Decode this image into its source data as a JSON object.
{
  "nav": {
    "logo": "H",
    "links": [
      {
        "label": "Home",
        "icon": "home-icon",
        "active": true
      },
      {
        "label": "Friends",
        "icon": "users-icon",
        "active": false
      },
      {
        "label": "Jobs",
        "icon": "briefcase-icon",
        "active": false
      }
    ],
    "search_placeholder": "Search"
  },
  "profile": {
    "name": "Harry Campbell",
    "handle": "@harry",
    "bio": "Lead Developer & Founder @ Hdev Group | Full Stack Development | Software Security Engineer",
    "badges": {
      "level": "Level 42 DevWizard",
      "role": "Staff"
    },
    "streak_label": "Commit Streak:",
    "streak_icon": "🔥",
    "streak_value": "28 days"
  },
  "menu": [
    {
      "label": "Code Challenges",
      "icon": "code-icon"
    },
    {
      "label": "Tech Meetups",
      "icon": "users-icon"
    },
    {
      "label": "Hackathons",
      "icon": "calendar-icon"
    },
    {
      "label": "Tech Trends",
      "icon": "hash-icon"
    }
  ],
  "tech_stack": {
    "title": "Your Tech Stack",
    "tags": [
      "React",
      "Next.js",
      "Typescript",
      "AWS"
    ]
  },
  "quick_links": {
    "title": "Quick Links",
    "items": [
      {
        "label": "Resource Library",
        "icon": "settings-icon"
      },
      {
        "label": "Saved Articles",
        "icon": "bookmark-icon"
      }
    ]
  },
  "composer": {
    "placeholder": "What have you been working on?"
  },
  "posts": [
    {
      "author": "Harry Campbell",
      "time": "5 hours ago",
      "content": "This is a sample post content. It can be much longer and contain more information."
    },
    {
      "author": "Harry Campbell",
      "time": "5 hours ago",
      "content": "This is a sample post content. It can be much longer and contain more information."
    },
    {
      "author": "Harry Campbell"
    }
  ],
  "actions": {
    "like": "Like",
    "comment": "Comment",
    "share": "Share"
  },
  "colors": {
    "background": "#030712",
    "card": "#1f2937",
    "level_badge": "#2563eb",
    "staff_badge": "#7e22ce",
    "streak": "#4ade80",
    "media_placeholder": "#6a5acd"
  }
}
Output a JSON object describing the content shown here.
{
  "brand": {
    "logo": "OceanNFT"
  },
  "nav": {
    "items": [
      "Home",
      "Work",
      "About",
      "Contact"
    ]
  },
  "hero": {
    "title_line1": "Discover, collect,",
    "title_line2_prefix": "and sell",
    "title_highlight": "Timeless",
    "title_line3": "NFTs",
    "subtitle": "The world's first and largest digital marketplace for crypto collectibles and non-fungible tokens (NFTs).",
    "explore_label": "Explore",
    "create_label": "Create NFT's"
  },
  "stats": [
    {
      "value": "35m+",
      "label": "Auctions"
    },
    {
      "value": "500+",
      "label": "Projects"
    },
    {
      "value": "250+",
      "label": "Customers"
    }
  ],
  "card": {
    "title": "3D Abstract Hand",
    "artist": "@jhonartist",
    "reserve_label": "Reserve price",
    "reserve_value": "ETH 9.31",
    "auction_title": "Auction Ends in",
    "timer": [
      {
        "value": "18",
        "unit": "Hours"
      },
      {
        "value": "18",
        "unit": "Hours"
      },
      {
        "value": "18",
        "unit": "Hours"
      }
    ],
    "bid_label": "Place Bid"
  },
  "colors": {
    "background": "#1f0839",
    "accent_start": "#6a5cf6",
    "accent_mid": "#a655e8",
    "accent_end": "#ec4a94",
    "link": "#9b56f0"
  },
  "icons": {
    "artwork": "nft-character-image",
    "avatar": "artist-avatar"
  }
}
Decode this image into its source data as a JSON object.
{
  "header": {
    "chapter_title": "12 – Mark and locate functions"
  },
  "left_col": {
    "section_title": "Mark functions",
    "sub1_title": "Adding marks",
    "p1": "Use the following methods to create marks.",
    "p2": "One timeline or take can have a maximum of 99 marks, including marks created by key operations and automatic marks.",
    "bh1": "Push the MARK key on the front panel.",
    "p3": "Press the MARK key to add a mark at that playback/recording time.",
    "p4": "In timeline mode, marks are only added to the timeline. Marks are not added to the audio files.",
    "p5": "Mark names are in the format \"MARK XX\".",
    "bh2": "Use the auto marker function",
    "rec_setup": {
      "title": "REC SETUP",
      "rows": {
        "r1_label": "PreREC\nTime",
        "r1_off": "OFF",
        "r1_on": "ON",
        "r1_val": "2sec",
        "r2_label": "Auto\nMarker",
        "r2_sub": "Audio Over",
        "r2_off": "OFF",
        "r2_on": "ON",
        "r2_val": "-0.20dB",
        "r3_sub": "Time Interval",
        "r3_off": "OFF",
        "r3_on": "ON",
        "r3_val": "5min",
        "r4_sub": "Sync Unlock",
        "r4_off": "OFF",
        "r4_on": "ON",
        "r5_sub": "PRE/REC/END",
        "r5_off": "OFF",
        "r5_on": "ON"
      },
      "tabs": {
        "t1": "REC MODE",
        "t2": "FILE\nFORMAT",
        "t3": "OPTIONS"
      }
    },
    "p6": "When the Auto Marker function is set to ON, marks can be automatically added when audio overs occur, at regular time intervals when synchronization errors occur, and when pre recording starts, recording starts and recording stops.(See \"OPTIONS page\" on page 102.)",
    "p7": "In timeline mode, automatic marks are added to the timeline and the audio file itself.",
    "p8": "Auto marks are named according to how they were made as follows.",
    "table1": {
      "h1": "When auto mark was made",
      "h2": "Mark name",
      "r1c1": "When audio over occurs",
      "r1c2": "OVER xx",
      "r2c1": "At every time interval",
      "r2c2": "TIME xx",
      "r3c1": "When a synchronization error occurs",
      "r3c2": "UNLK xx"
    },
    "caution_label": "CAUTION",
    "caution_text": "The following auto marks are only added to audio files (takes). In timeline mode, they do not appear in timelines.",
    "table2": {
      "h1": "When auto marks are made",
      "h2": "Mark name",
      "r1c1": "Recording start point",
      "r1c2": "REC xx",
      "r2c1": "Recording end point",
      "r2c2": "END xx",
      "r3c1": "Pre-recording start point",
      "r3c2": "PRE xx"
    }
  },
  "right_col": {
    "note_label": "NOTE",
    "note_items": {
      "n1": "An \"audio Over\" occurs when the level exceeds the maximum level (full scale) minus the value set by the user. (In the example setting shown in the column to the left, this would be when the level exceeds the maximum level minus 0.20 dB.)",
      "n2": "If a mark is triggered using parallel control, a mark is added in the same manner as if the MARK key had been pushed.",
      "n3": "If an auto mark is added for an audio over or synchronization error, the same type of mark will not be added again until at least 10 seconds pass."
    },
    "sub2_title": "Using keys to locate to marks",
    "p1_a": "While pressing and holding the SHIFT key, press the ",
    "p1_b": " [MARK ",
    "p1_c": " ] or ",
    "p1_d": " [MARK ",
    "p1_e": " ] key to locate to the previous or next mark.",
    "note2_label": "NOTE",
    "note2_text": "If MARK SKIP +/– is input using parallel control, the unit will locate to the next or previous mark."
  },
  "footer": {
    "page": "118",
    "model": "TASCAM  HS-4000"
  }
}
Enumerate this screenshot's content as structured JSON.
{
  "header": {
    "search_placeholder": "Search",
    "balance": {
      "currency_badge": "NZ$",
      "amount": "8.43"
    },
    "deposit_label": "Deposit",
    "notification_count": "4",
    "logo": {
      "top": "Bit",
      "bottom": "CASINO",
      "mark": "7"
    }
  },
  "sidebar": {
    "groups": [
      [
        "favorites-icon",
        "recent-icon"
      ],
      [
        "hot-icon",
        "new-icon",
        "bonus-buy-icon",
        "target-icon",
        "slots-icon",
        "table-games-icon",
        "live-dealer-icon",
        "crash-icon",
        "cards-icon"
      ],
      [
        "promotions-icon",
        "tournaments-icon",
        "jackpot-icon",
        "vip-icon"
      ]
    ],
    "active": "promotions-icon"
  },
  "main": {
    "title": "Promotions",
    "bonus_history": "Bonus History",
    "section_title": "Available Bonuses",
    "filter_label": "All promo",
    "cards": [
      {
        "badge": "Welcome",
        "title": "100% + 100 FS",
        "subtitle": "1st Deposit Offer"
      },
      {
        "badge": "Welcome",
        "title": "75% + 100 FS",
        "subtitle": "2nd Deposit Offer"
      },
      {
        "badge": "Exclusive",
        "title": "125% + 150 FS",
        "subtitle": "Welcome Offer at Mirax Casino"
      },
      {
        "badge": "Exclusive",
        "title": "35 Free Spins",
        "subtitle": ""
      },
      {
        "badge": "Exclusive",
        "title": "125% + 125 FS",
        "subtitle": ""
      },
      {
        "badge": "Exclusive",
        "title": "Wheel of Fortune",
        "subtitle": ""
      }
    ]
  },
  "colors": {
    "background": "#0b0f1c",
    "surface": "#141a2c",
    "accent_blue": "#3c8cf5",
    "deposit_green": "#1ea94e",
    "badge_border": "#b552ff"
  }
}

_ _ _

- Directions:
List every line from the entries above in which "subtitle" appears.

- Exercise answer:
    "subtitle": "The world's first and largest digital marketplace for crypto collectibles and non-fungible tokens (NFTs).",
        "subtitle": "1st Deposit Offer"
        "subtitle": "2nd Deposit Offer"
        "subtitle": "Welcome Offer at Mirax Casino"
        "subtitle": ""
        "subtitle": ""
        "subtitle": ""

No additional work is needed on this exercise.